Stored data
··········

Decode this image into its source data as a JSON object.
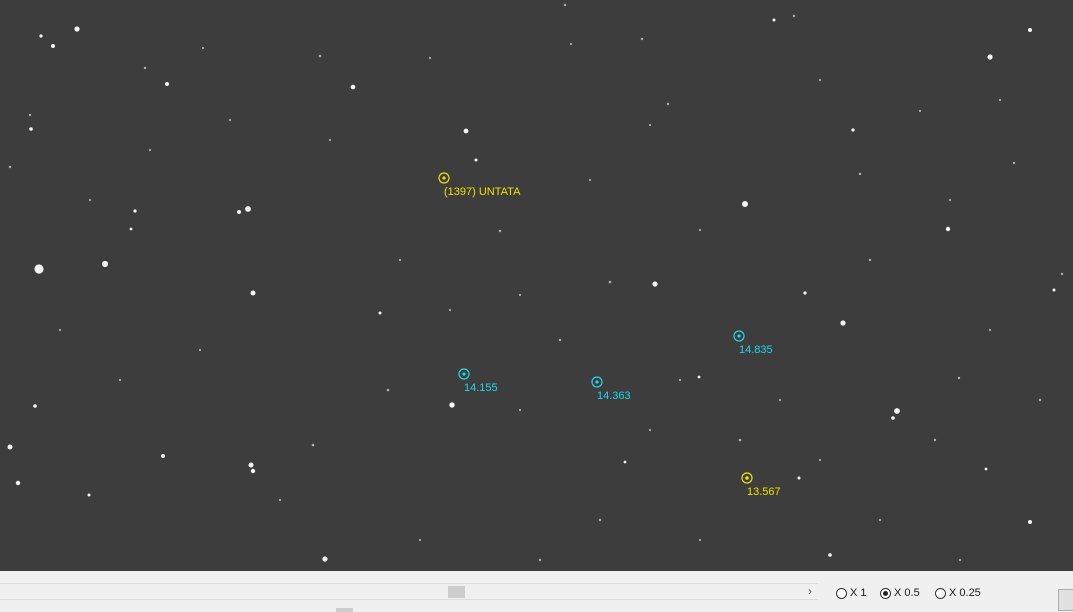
{
  "markers": [
    {
      "label": "(1397) UNTATA",
      "color": "#f0e000"
    },
    {
      "label": "14.155",
      "color": "#20d8e8"
    },
    {
      "label": "14.363",
      "color": "#20d8e8"
    },
    {
      "label": "14.835",
      "color": "#20d8e8"
    },
    {
      "label": "13.567",
      "color": "#f0e000"
    }
  ],
  "zoom_options": [
    {
      "label": "X 1",
      "selected": false
    },
    {
      "label": "X 0.5",
      "selected": true
    },
    {
      "label": "X 0.25",
      "selected": false
    }
  ],
  "scroll_arrow": "›",
  "colors": {
    "sky": "#3d3d3d",
    "star": "#ffffff",
    "yellow": "#f0e000",
    "cyan": "#20d8e8"
  }
}
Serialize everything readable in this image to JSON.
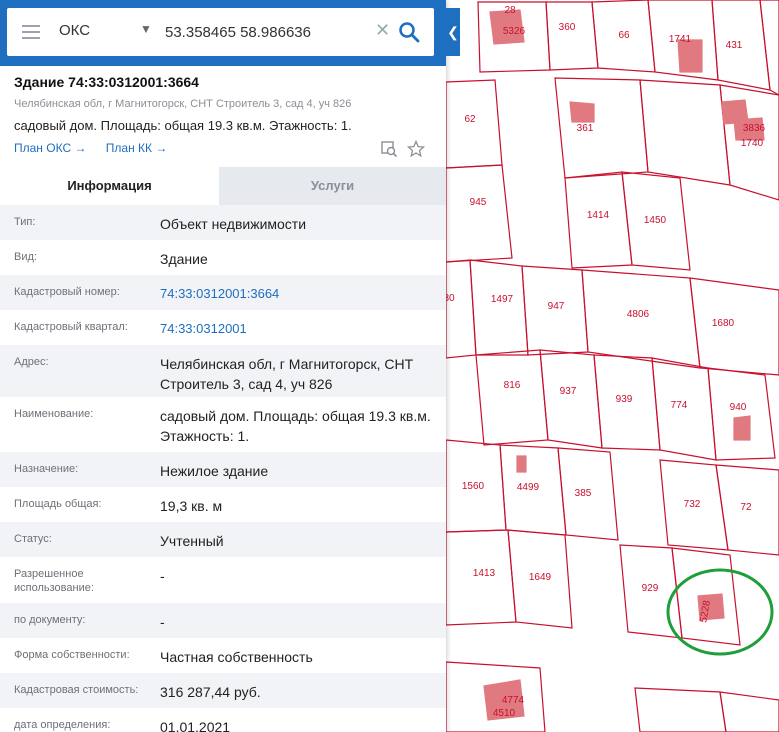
{
  "search": {
    "type_label": "ОКС",
    "query": "53.358465 58.986636"
  },
  "object": {
    "title": "Здание 74:33:0312001:3664",
    "address": "Челябинская обл, г Магнитогорск, СНТ Строитель 3, сад 4, уч 826",
    "description": "садовый дом. Площадь: общая 19.3 кв.м. Этажность: 1.",
    "links": [
      "План ОКС →",
      "План КК →"
    ]
  },
  "tabs": [
    {
      "label": "Информация",
      "active": true
    },
    {
      "label": "Услуги",
      "active": false
    }
  ],
  "attributes": [
    {
      "label": "Тип:",
      "value": "Объект недвижимости"
    },
    {
      "label": "Вид:",
      "value": "Здание"
    },
    {
      "label": "Кадастровый номер:",
      "value": "74:33:0312001:3664",
      "link": true
    },
    {
      "label": "Кадастровый квартал:",
      "value": "74:33:0312001",
      "link": true
    },
    {
      "label": "Адрес:",
      "value": "Челябинская обл, г Магнитогорск, СНТ Строитель 3, сад 4, уч 826"
    },
    {
      "label": "Наименование:",
      "value": "садовый дом. Площадь: общая 19.3 кв.м. Этажность: 1."
    },
    {
      "label": "Назначение:",
      "value": "Нежилое здание"
    },
    {
      "label": "Площадь общая:",
      "value": "19,3 кв. м"
    },
    {
      "label": "Статус:",
      "value": "Учтенный"
    },
    {
      "label": "Разрешенное использование:",
      "value": "-"
    },
    {
      "label": "по документу:",
      "value": "-"
    },
    {
      "label": "Форма собственности:",
      "value": "Частная собственность"
    },
    {
      "label": "Кадастровая стоимость:",
      "value": "316 287,44 руб."
    },
    {
      "label": "дата определения:",
      "value": "01.01.2021"
    }
  ],
  "map": {
    "parcel_labels": [
      "28",
      "5326",
      "360",
      "66",
      "1741",
      "431",
      "62",
      "361",
      "3836",
      "1740",
      "945",
      "1414",
      "1450",
      "80",
      "1497",
      "947",
      "4806",
      "1680",
      "816",
      "937",
      "939",
      "774",
      "940",
      "1560",
      "4499",
      "385",
      "732",
      "72",
      "1413",
      "1649",
      "929",
      "5228",
      "4774",
      "4510"
    ],
    "parcel_color": "#c8102e",
    "building_color": "#e07a80",
    "highlight_color": "#1f9e3a"
  }
}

··········

Copy in full each line that holds the word "image".

Decode this image into its source data as a JSON object.
Serialize everything readable in this image to JSON.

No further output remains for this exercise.